Return the number of lines that contain the word "Pindyck", and return nothing else.
**** Records to process
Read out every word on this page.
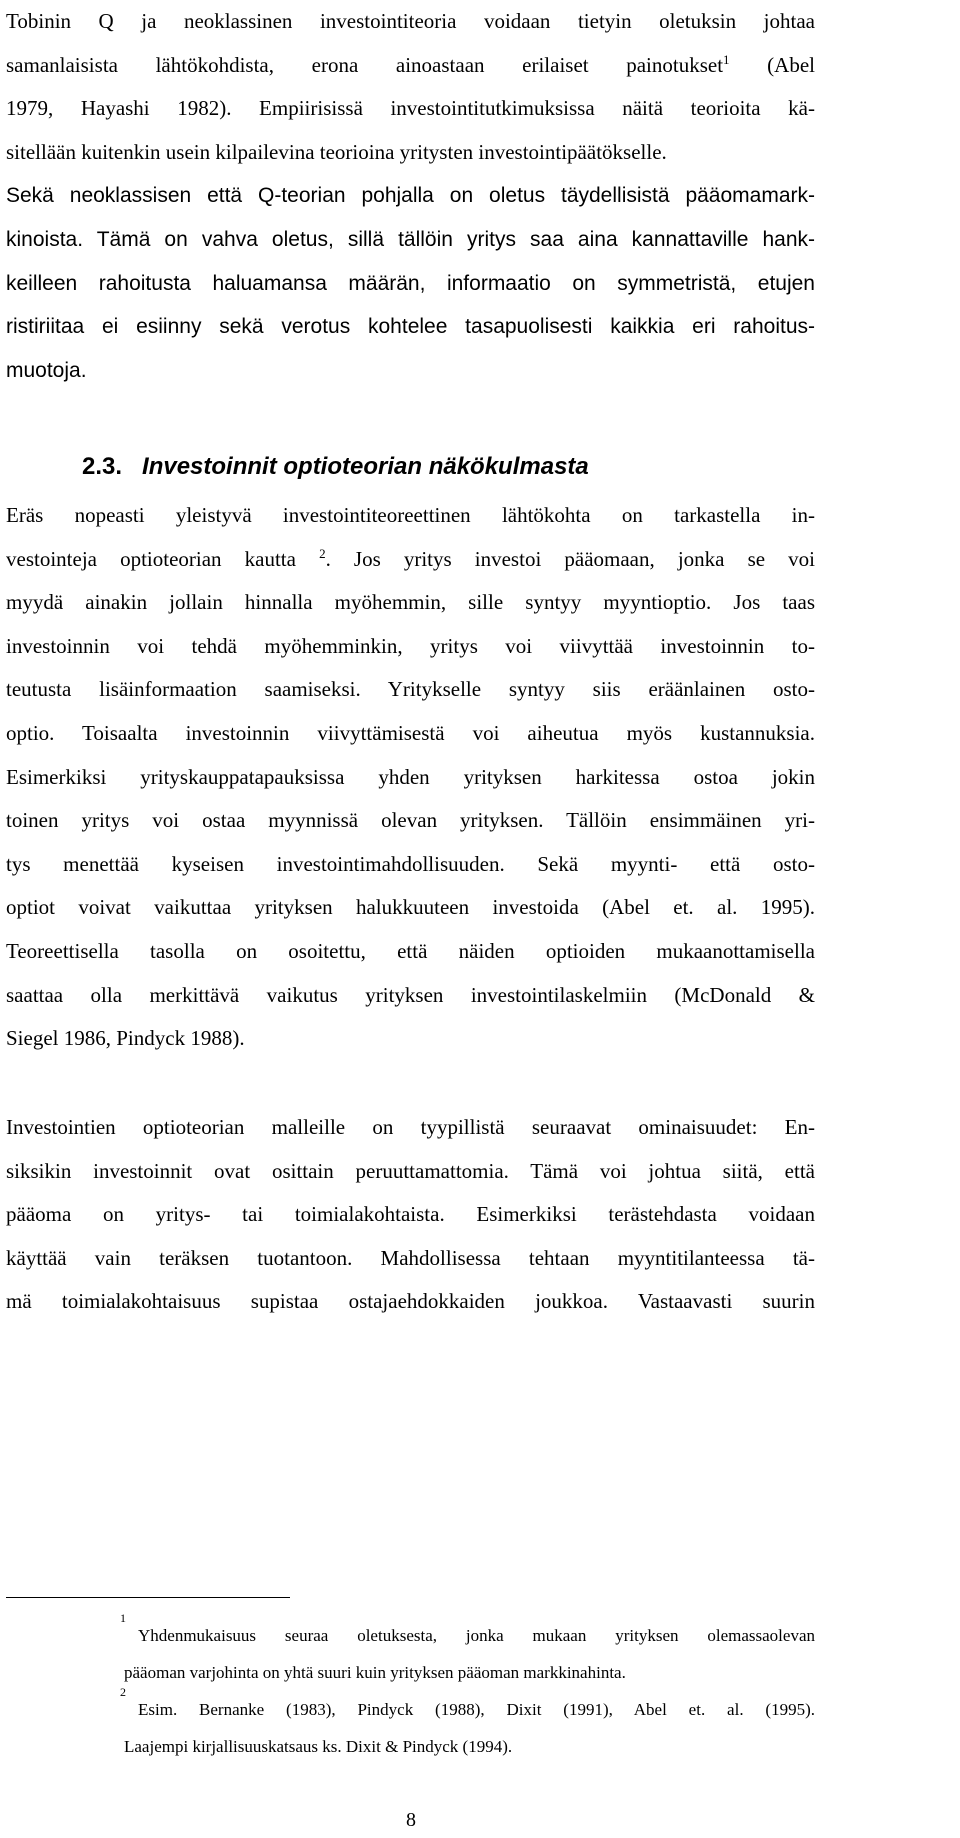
Tobinin Q ja neoklassinen investointiteoria voidaan tietyin oletuksin johtaa
samanlaisista lähtökohdista, erona ainoastaan erilaiset painotukset$^1$ (Abel
1979, Hayashi 1982). Empiirisissä investointitutkimuksissa näitä teorioita kä-
sitellään kuitenkin usein kilpailevina teorioina yritysten investointipäätökselle.
Sekä neoklassisen että Q-teorian pohjalla on oletus täydellisistä pääomamark-
kinoista. Tämä on vahva oletus, sillä tällöin yritys saa aina kannattaville hank-
keilleen rahoitusta haluamansa määrän, informaatio on symmetristä, etujen
ristiriitaa ei esiinny sekä verotus kohtelee tasapuolisesti kaikkia eri rahoitus-
muotoja.
2.3. Investoinnit optioteorian näkökulmasta
Eräs nopeasti yleistyvä investointiteoreettinen lähtökohta on tarkastella in-
vestointeja optioteorian kautta $^2$. Jos yritys investoi pääomaan, jonka se voi
myydä ainakin jollain hinnalla myöhemmin, sille syntyy myyntioptio. Jos taas
investoinnin voi tehdä myöhemminkin, yritys voi viivyttää investoinnin to-
teutusta lisäinformaation saamiseksi. Yritykselle syntyy siis eräänlainen osto-
optio. Toisaalta investoinnin viivyttämisestä voi aiheutua myös kustannuksia.
Esimerkiksi yrityskauppatapauksissa yhden yrityksen harkitessa ostoa jokin
toinen yritys voi ostaa myynnissä olevan yrityksen. Tällöin ensimmäinen yri-
tys menettää kyseisen investointimahdollisuuden. Sekä myynti- että osto-
optiot voivat vaikuttaa yrityksen halukkuuteen investoida (Abel et. al. 1995).
Teoreettisella tasolla on osoitettu, että näiden optioiden mukaanottamisella
saattaa olla merkittävä vaikutus yrityksen investointilaskelmiin (McDonald &
Siegel 1986, Pindyck 1988).
Investointien optioteorian malleille on tyypillistä seuraavat ominaisuudet: En-
siksikin investoinnit ovat osittain peruuttamattomia. Tämä voi johtua siitä, että
pääoma on yritys- tai toimialakohtaista. Esimerkiksi terästehdasta voidaan
käyttää vain teräksen tuotantoon. Mahdollisessa tehtaan myyntitilanteessa tä-
mä toimialakohtaisuus supistaa ostajaehdokkaiden joukkoa. Vastaavasti suurin
1
Yhdenmukaisuus seuraa oletuksesta, jonka mukaan yrityksen olemassaolevan
pääoman varjohinta on yhtä suuri kuin yrityksen pääoman markkinahinta.
2
Esim. Bernanke (1983), Pindyck (1988), Dixit (1991), Abel et. al. (1995).
Laajempi kirjallisuuskatsaus ks. Dixit & Pindyck (1994).
8
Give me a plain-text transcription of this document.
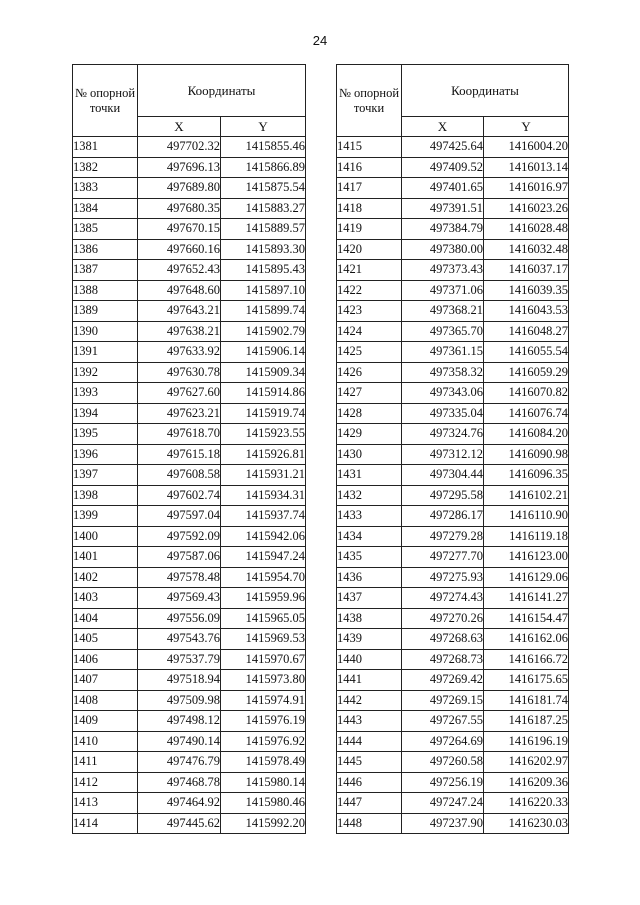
24
№ опорной точки	Координаты	
	X	Y
1381	497702.32	1415855.46
1382	497696.13	1415866.89
1383	497689.80	1415875.54
1384	497680.35	1415883.27
1385	497670.15	1415889.57
1386	497660.16	1415893.30
1387	497652.43	1415895.43
1388	497648.60	1415897.10
1389	497643.21	1415899.74
1390	497638.21	1415902.79
1391	497633.92	1415906.14
1392	497630.78	1415909.34
1393	497627.60	1415914.86
1394	497623.21	1415919.74
1395	497618.70	1415923.55
1396	497615.18	1415926.81
1397	497608.58	1415931.21
1398	497602.74	1415934.31
1399	497597.04	1415937.74
1400	497592.09	1415942.06
1401	497587.06	1415947.24
1402	497578.48	1415954.70
1403	497569.43	1415959.96
1404	497556.09	1415965.05
1405	497543.76	1415969.53
1406	497537.79	1415970.67
1407	497518.94	1415973.80
1408	497509.98	1415974.91
1409	497498.12	1415976.19
1410	497490.14	1415976.92
1411	497476.79	1415978.49
1412	497468.78	1415980.14
1413	497464.92	1415980.46
1414	497445.62	1415992.20
№ опорной точки	Координаты	
	X	Y
1415	497425.64	1416004.20
1416	497409.52	1416013.14
1417	497401.65	1416016.97
1418	497391.51	1416023.26
1419	497384.79	1416028.48
1420	497380.00	1416032.48
1421	497373.43	1416037.17
1422	497371.06	1416039.35
1423	497368.21	1416043.53
1424	497365.70	1416048.27
1425	497361.15	1416055.54
1426	497358.32	1416059.29
1427	497343.06	1416070.82
1428	497335.04	1416076.74
1429	497324.76	1416084.20
1430	497312.12	1416090.98
1431	497304.44	1416096.35
1432	497295.58	1416102.21
1433	497286.17	1416110.90
1434	497279.28	1416119.18
1435	497277.70	1416123.00
1436	497275.93	1416129.06
1437	497274.43	1416141.27
1438	497270.26	1416154.47
1439	497268.63	1416162.06
1440	497268.73	1416166.72
1441	497269.42	1416175.65
1442	497269.15	1416181.74
1443	497267.55	1416187.25
1444	497264.69	1416196.19
1445	497260.58	1416202.97
1446	497256.19	1416209.36
1447	497247.24	1416220.33
1448	497237.90	1416230.03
********
▶ [Output below] 3